> _WHAT YOU ARE ASKED TO DO_
Filter the entries and keep only the lines where the string "Cyber" appears.

--- RECORD SET ---

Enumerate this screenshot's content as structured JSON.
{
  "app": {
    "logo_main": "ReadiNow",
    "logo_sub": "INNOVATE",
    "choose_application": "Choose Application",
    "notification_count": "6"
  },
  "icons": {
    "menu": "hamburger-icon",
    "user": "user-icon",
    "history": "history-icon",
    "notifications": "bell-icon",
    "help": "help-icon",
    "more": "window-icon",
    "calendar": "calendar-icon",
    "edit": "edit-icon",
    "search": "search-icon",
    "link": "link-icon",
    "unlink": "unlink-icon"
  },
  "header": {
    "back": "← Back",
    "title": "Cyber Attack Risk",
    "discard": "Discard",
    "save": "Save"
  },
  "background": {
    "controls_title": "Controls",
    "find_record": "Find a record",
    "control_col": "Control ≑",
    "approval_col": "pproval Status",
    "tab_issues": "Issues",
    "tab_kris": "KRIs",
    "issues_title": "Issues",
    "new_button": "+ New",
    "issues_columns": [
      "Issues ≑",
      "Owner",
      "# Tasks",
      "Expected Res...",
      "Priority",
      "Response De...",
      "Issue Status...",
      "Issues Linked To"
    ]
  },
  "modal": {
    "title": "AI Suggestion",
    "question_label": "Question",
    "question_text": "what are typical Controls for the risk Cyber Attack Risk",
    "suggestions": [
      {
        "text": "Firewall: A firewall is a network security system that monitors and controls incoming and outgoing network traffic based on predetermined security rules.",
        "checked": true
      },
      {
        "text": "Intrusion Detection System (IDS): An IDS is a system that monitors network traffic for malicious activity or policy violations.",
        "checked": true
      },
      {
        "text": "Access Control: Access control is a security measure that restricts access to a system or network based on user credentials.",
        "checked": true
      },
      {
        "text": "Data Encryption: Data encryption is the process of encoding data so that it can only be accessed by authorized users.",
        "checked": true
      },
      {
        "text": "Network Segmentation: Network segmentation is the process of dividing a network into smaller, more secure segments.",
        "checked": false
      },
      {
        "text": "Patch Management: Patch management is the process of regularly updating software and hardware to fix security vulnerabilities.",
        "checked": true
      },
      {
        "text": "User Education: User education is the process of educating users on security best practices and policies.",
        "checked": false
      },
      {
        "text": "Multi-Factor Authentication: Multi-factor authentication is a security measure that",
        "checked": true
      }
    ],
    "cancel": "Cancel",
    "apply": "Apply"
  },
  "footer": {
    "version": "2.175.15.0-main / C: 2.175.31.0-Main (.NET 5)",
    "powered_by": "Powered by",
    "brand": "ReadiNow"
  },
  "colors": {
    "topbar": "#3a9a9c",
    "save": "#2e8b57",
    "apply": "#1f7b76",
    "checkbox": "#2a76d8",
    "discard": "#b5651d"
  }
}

---

> _ANSWER TO THIS PROBLEM_
    "title": "Cyber Attack Risk",
    "question_text": "what are typical Controls for the risk Cyber Attack Risk",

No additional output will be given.